■ EXERCISE GOAL ■
Write the material out again exactly.

■ EXCERPTED DATA ■
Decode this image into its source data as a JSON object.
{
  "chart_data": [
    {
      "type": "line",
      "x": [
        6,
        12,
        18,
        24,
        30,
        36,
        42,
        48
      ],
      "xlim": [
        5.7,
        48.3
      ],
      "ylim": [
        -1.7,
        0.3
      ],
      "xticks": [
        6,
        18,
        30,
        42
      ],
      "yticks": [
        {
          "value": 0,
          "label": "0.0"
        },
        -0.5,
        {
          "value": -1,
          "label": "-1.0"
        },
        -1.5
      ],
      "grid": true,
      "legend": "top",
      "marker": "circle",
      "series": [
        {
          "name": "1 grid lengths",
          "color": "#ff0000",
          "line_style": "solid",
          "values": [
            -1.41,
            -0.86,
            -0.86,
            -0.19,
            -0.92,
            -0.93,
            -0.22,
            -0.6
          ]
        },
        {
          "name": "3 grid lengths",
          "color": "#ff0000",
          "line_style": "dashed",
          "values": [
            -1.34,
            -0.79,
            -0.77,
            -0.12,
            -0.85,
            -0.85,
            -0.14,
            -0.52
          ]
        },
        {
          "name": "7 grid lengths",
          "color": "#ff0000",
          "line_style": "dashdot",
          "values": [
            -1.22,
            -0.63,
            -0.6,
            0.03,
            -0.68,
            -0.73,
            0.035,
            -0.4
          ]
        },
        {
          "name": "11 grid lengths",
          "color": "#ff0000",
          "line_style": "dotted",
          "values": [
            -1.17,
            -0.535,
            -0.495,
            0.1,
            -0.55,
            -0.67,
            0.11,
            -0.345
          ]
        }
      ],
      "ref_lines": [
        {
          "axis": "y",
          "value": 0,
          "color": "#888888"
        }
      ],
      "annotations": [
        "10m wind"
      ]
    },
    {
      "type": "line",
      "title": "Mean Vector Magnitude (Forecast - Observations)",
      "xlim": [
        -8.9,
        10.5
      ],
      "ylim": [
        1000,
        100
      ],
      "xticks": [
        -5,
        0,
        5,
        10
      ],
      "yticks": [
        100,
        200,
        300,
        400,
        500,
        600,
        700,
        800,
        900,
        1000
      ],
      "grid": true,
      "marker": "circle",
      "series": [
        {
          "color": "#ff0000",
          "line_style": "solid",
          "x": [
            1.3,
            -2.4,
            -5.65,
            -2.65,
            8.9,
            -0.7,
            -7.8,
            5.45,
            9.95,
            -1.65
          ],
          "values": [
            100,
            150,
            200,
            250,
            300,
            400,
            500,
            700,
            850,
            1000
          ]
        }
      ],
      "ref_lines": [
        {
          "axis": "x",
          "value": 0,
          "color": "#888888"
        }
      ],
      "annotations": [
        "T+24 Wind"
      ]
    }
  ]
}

■ FULL ANSWER ■
Decode this image into its source data as a JSON object.
{
  "chart_data": [
    {
      "type": "line",
      "x": [
        6,
        12,
        18,
        24,
        30,
        36,
        42,
        48
      ],
      "xlim": [
        5.7,
        48.3
      ],
      "ylim": [
        -1.7,
        0.3
      ],
      "xticks": [
        6,
        18,
        30,
        42
      ],
      "yticks": [
        {
          "value": 0,
          "label": "0.0"
        },
        -0.5,
        {
          "value": -1,
          "label": "-1.0"
        },
        -1.5
      ],
      "grid": true,
      "legend": "top",
      "marker": "circle",
      "series": [
        {
          "name": "1 grid lengths",
          "color": "#ff0000",
          "line_style": "solid",
          "values": [
            -1.41,
            -0.86,
            -0.86,
            -0.19,
            -0.92,
            -0.93,
            -0.22,
            -0.6
          ]
        },
        {
          "name": "3 grid lengths",
          "color": "#ff0000",
          "line_style": "dashed",
          "values": [
            -1.34,
            -0.79,
            -0.77,
            -0.12,
            -0.85,
            -0.85,
            -0.14,
            -0.52
          ]
        },
        {
          "name": "7 grid lengths",
          "color": "#ff0000",
          "line_style": "dashdot",
          "values": [
            -1.22,
            -0.63,
            -0.6,
            0.03,
            -0.68,
            -0.73,
            0.035,
            -0.4
          ]
        },
        {
          "name": "11 grid lengths",
          "color": "#ff0000",
          "line_style": "dotted",
          "values": [
            -1.17,
            -0.535,
            -0.495,
            0.1,
            -0.55,
            -0.67,
            0.11,
            -0.345
          ]
        }
      ],
      "ref_lines": [
        {
          "axis": "y",
          "value": 0,
          "color": "#888888"
        }
      ],
      "annotations": [
        "10m wind"
      ]
    },
    {
      "type": "line",
      "title": "Mean Vector Magnitude (Forecast - Observations)",
      "xlim": [
        -8.9,
        10.5
      ],
      "ylim": [
        1000,
        100
      ],
      "xticks": [
        -5,
        0,
        5,
        10
      ],
      "yticks": [
        100,
        200,
        300,
        400,
        500,
        600,
        700,
        800,
        900,
        1000
      ],
      "grid": true,
      "marker": "circle",
      "series": [
        {
          "color": "#ff0000",
          "line_style": "solid",
          "x": [
            1.3,
            -2.4,
            -5.65,
            -2.65,
            8.9,
            -0.7,
            -7.8,
            5.45,
            9.95,
            -1.65
          ],
          "values": [
            100,
            150,
            200,
            250,
            300,
            400,
            500,
            700,
            850,
            1000
          ]
        }
      ],
      "ref_lines": [
        {
          "axis": "x",
          "value": 0,
          "color": "#888888"
        }
      ],
      "annotations": [
        "T+24 Wind"
      ]
    }
  ]
}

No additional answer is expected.